[A block of data]

◆ ◆ ◆ ◆

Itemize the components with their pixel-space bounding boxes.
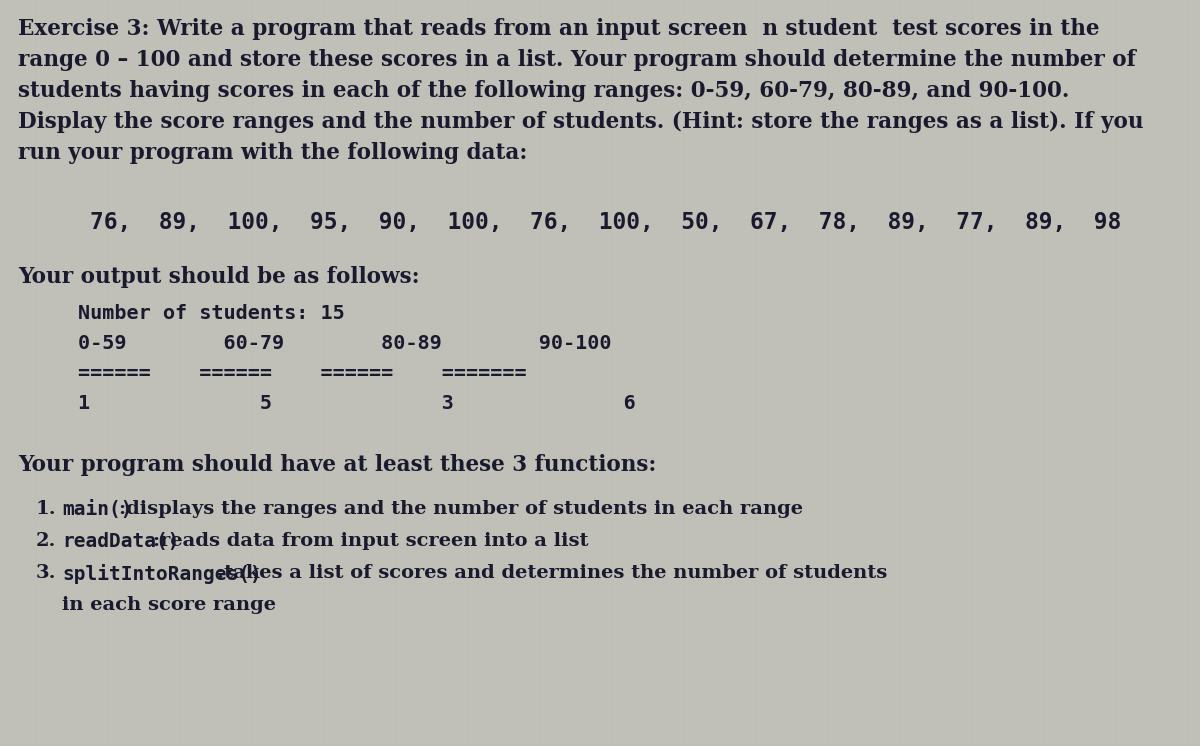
- Text: run your program with the following data:: run your program with the following data…: [18, 142, 527, 164]
- Text: Exercise 3: Write a program that reads from an input screen  n student  test sco: Exercise 3: Write a program that reads f…: [18, 18, 1099, 40]
- Text: 76,  89,  100,  95,  90,  100,  76,  100,  50,  67,  78,  89,  77,  89,  98: 76, 89, 100, 95, 90, 100, 76, 100, 50, 6…: [90, 211, 1121, 234]
- Text: 1.: 1.: [36, 500, 56, 518]
- Text: 0-59        60-79        80-89        90-100: 0-59 60-79 80-89 90-100: [78, 334, 612, 353]
- Text: main(): main(): [62, 500, 132, 519]
- Text: Your program should have at least these 3 functions:: Your program should have at least these …: [18, 454, 656, 476]
- Text: 3.: 3.: [36, 564, 56, 582]
- Text: 2.: 2.: [36, 532, 56, 550]
- Text: Display the score ranges and the number of students. (Hint: store the ranges as : Display the score ranges and the number …: [18, 111, 1144, 133]
- Text: range 0 – 100 and store these scores in a list. Your program should determine th: range 0 – 100 and store these scores in …: [18, 49, 1136, 71]
- Text: splitIntoRanges(): splitIntoRanges(): [62, 564, 262, 584]
- Text: Your output should be as follows:: Your output should be as follows:: [18, 266, 420, 288]
- Text: in each score range: in each score range: [62, 596, 276, 614]
- Text: :takes a list of scores and determines the number of students: :takes a list of scores and determines t…: [217, 564, 887, 582]
- Text: ======    ======    ======    =======: ====== ====== ====== =======: [78, 364, 527, 383]
- Text: :reads data from input screen into a list: :reads data from input screen into a lis…: [154, 532, 588, 550]
- Text: students having scores in each of the following ranges: 0-59, 60-79, 80-89, and : students having scores in each of the fo…: [18, 80, 1069, 102]
- Text: Number of students: 15: Number of students: 15: [78, 304, 344, 323]
- Text: 1              5              3              6: 1 5 3 6: [78, 394, 636, 413]
- Text: :displays the ranges and the number of students in each range: :displays the ranges and the number of s…: [119, 500, 803, 518]
- Text: readData(): readData(): [62, 532, 180, 551]
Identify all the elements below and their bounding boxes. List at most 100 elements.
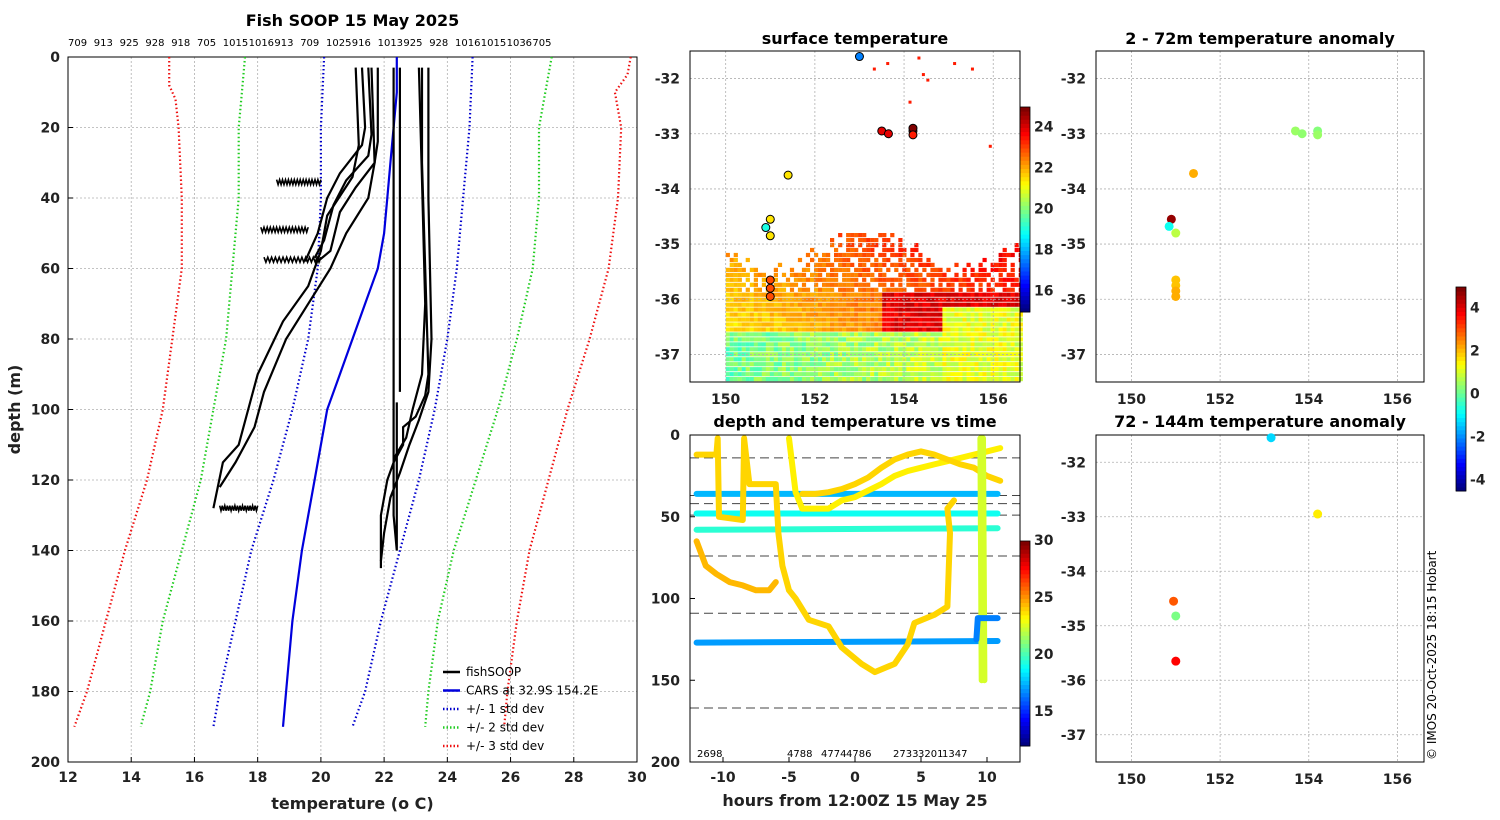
depth-time-x-tick: 10 bbox=[977, 770, 997, 786]
sst-cell bbox=[725, 332, 730, 337]
colorbar-segment bbox=[1456, 327, 1466, 333]
sst-cell bbox=[769, 342, 774, 347]
sst-cell bbox=[882, 277, 887, 282]
sst-cell bbox=[974, 272, 979, 277]
sst-cell bbox=[810, 297, 815, 302]
sst-cell bbox=[914, 257, 919, 263]
sst-cell bbox=[753, 342, 758, 347]
colorbar-segment bbox=[1020, 258, 1030, 264]
sst-cell bbox=[1014, 352, 1019, 357]
sst-cell bbox=[942, 362, 947, 367]
sst-cell bbox=[982, 292, 987, 297]
sst-cell bbox=[773, 307, 778, 312]
sst-cell bbox=[942, 302, 947, 307]
sst-cell bbox=[858, 327, 863, 332]
sst-cell bbox=[741, 282, 746, 287]
sst-cell bbox=[874, 317, 879, 322]
sst-cell bbox=[986, 362, 991, 367]
sst-cell bbox=[822, 282, 827, 287]
sst-cell bbox=[814, 287, 819, 292]
sst-cell bbox=[918, 292, 923, 297]
colorbar-segment bbox=[1020, 189, 1030, 194]
profile-top-label: 916 bbox=[352, 38, 371, 49]
sst-cell bbox=[894, 292, 899, 297]
sst-cell bbox=[1010, 377, 1015, 382]
sst-cell bbox=[810, 272, 815, 277]
surface-station-point bbox=[765, 275, 775, 285]
sst-cell bbox=[998, 367, 1003, 372]
sst-cell bbox=[862, 287, 867, 292]
sst-cell bbox=[878, 267, 883, 272]
legend-entry: +/- 3 std dev bbox=[466, 739, 544, 753]
sst-cell bbox=[801, 287, 807, 292]
sst-cell bbox=[862, 292, 867, 297]
anomaly-shallow-station-point bbox=[1313, 130, 1323, 140]
sst-cell bbox=[789, 267, 795, 272]
anomaly-deep-x-tick: 152 bbox=[1205, 772, 1234, 788]
sst-cell bbox=[882, 362, 887, 367]
sst-cell bbox=[962, 357, 967, 362]
sst-cell bbox=[866, 307, 871, 312]
sst-cell bbox=[898, 357, 903, 362]
sst-cell bbox=[986, 292, 991, 297]
colorbar-segment bbox=[1456, 311, 1466, 317]
sst-cell bbox=[962, 267, 967, 272]
profile-y-tick: 140 bbox=[31, 544, 60, 560]
sst-cell bbox=[753, 322, 758, 327]
sst-cell bbox=[822, 257, 827, 263]
sst-cell bbox=[866, 332, 871, 337]
colorbar-segment bbox=[1456, 454, 1466, 459]
sst-cell bbox=[725, 362, 730, 367]
sst-cell bbox=[797, 292, 803, 297]
sst-cell bbox=[878, 362, 883, 367]
sst-cell bbox=[846, 342, 851, 347]
sst-cell bbox=[842, 302, 847, 307]
sst-cell bbox=[810, 277, 815, 282]
sst-cell bbox=[729, 267, 734, 272]
sst-cell bbox=[934, 357, 939, 362]
sst-cell bbox=[898, 332, 903, 337]
sst-cell bbox=[834, 247, 839, 253]
sst-cell bbox=[834, 367, 839, 372]
colorbar-segment bbox=[1456, 429, 1466, 435]
sst-cell bbox=[854, 322, 859, 327]
colorbar-segment bbox=[1020, 549, 1030, 554]
sst-cell bbox=[934, 312, 939, 317]
sst-cell bbox=[1006, 357, 1011, 362]
sst-cell bbox=[982, 332, 987, 337]
sst-cell bbox=[785, 282, 791, 287]
sst-cell bbox=[930, 312, 935, 317]
sst-cell bbox=[773, 282, 778, 287]
sst-cell bbox=[725, 372, 730, 377]
sst-cell bbox=[830, 322, 835, 327]
sst-cell bbox=[882, 233, 887, 238]
sst-cell bbox=[761, 357, 766, 362]
sst-cell bbox=[922, 347, 927, 352]
sst-cell bbox=[818, 372, 823, 377]
sst-cell bbox=[974, 372, 979, 377]
sst-cell bbox=[898, 292, 903, 297]
sst-cell bbox=[974, 317, 979, 322]
sst-cell bbox=[761, 342, 766, 347]
profile-x-tick: 28 bbox=[564, 770, 583, 786]
sst-cell bbox=[765, 317, 770, 322]
colorbar-segment bbox=[1020, 676, 1030, 681]
legend-entry: +/- 2 std dev bbox=[466, 721, 544, 735]
anomaly-deep-y-tick: -34 bbox=[1061, 564, 1087, 580]
sst-cell bbox=[890, 252, 895, 258]
sst-cell bbox=[950, 317, 955, 322]
sst-cell bbox=[1010, 317, 1015, 322]
sst-cell bbox=[946, 287, 951, 292]
sst-cell bbox=[934, 337, 939, 342]
sst-cell bbox=[866, 362, 871, 367]
sst-cell bbox=[842, 342, 847, 347]
sst-cell bbox=[898, 312, 903, 317]
sst-cell bbox=[914, 297, 919, 302]
sst-cell bbox=[773, 347, 778, 352]
sst-cell bbox=[1002, 317, 1007, 322]
sst-cell bbox=[914, 307, 919, 312]
sst-cell bbox=[866, 337, 871, 342]
sst-cell bbox=[862, 262, 867, 267]
sst-cell bbox=[846, 377, 851, 382]
sst-cell bbox=[978, 362, 983, 367]
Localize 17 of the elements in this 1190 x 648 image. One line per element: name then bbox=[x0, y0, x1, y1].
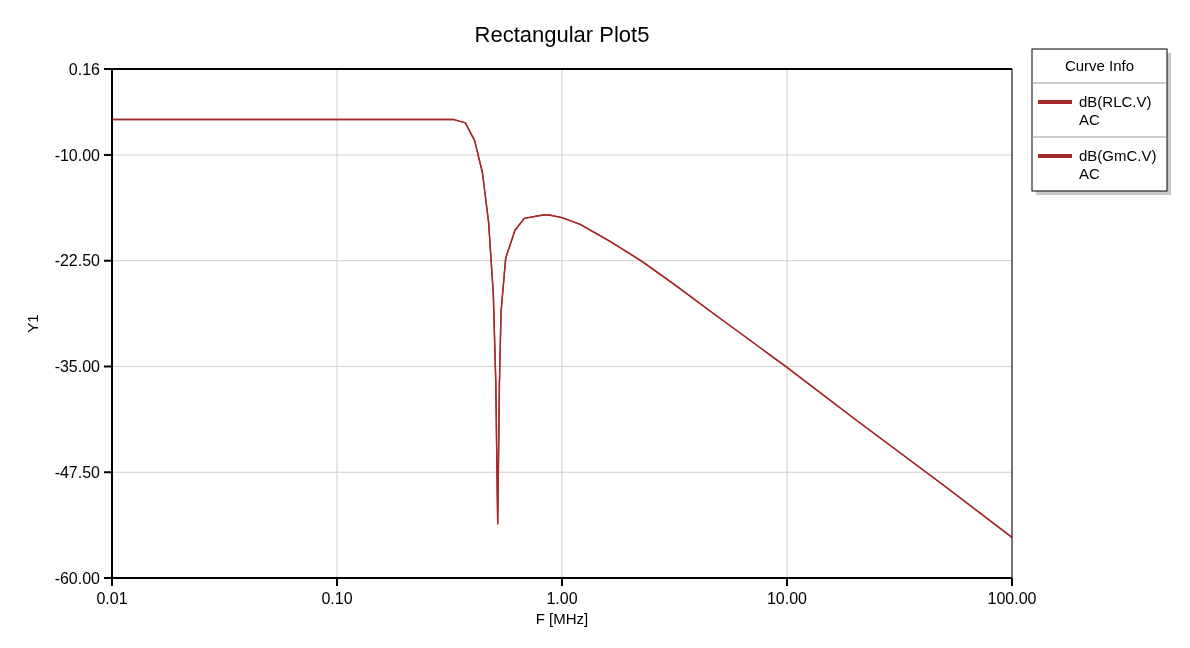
x-tick-label: 1.00 bbox=[546, 590, 578, 607]
x-tick-label: 10.00 bbox=[766, 590, 808, 607]
y-tick-label: -47.50 bbox=[54, 463, 101, 481]
x-tick-label: 0.01 bbox=[96, 590, 128, 607]
x-tick-label: 0.10 bbox=[321, 590, 353, 607]
legend-title: Curve Info bbox=[1064, 57, 1135, 74]
y-tick-label: 0.16 bbox=[68, 60, 101, 78]
legend-label: dB(GmC.V) AC bbox=[1079, 147, 1161, 182]
legend-label: dB(RLC.V) AC bbox=[1079, 93, 1156, 128]
y-tick-label: -22.50 bbox=[54, 252, 101, 270]
y-tick-label: -35.00 bbox=[54, 358, 101, 376]
y-axis-title: Y1 bbox=[24, 314, 41, 333]
y-tick-label: -60.00 bbox=[54, 569, 101, 587]
y-tick-label: -10.00 bbox=[54, 146, 101, 164]
x-axis-title: F [MHz] bbox=[535, 610, 589, 627]
chart-title: Rectangular Plot5 bbox=[474, 22, 650, 47]
x-tick-label: 100.00 bbox=[987, 590, 1037, 607]
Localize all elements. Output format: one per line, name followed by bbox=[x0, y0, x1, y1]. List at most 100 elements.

◆ ◆ ◆ ◆

Please rewrite the rows starting with the line with "- Text: run" and going on through the line with "- Text: Your program", changing "program" to "script" and leaving everything else unchanged.

◆ **Correct answer**:
- Text: run your script with the following data:: run your script with the following data…: [18, 142, 527, 164]
- Text: Exercise 3: Write a script that reads from an input screen  n student  test sco: Exercise 3: Write a script that reads f…: [18, 18, 1099, 40]
- Text: 76,  89,  100,  95,  90,  100,  76,  100,  50,  67,  78,  89,  77,  89,  98: 76, 89, 100, 95, 90, 100, 76, 100, 50, 6…: [90, 211, 1121, 234]
- Text: 1.: 1.: [36, 500, 56, 518]
- Text: 0-59        60-79        80-89        90-100: 0-59 60-79 80-89 90-100: [78, 334, 612, 353]
- Text: main(): main(): [62, 500, 132, 519]
- Text: Your script should have at least these 3 functions:: Your script should have at least these …: [18, 454, 656, 476]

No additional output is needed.